→ YOUR GOAL
Output the full listing below exactly, without the pictures.

→ DATA TO USE
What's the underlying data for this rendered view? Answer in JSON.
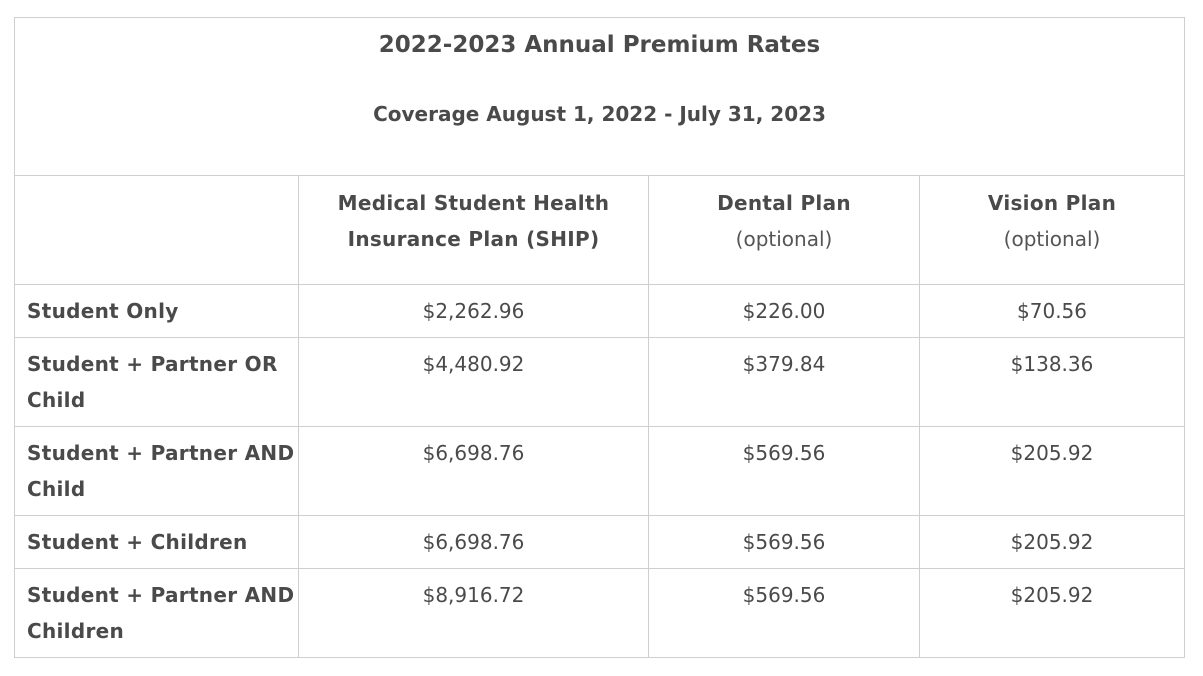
{
  "title": "2022-2023 Annual Premium Rates",
  "subtitle": "Coverage August 1, 2022 - July 31, 2023",
  "columns": [
    {
      "name_line1": "Medical Student Health",
      "name_line2": "Insurance Plan (SHIP)"
    },
    {
      "name_line1": "Dental Plan",
      "name_line2": "(optional)"
    },
    {
      "name_line1": "Vision Plan",
      "name_line2": "(optional)"
    }
  ],
  "rows": [
    {
      "label": "Student Only",
      "medical": "$2,262.96",
      "dental": "$226.00",
      "vision": "$70.56"
    },
    {
      "label": "Student + Partner OR Child",
      "medical": "$4,480.92",
      "dental": "$379.84",
      "vision": "$138.36"
    },
    {
      "label": "Student + Partner AND Child",
      "medical": "$6,698.76",
      "dental": "$569.56",
      "vision": "$205.92"
    },
    {
      "label": "Student + Children",
      "medical": "$6,698.76",
      "dental": "$569.56",
      "vision": "$205.92"
    },
    {
      "label": "Student + Partner AND Children",
      "medical": "$8,916.72",
      "dental": "$569.56",
      "vision": "$205.92"
    }
  ]
}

→ REPLY TO THE TASK
What's the underlying data for this rendered view? Answer in JSON.
{
  "title": "2022-2023 Annual Premium Rates",
  "subtitle": "Coverage August 1, 2022 - July 31, 2023",
  "columns": [
    {
      "name_line1": "Medical Student Health",
      "name_line2": "Insurance Plan (SHIP)"
    },
    {
      "name_line1": "Dental Plan",
      "name_line2": "(optional)"
    },
    {
      "name_line1": "Vision Plan",
      "name_line2": "(optional)"
    }
  ],
  "rows": [
    {
      "label": "Student Only",
      "medical": "$2,262.96",
      "dental": "$226.00",
      "vision": "$70.56"
    },
    {
      "label": "Student + Partner OR Child",
      "medical": "$4,480.92",
      "dental": "$379.84",
      "vision": "$138.36"
    },
    {
      "label": "Student + Partner AND Child",
      "medical": "$6,698.76",
      "dental": "$569.56",
      "vision": "$205.92"
    },
    {
      "label": "Student + Children",
      "medical": "$6,698.76",
      "dental": "$569.56",
      "vision": "$205.92"
    },
    {
      "label": "Student + Partner AND Children",
      "medical": "$8,916.72",
      "dental": "$569.56",
      "vision": "$205.92"
    }
  ]
}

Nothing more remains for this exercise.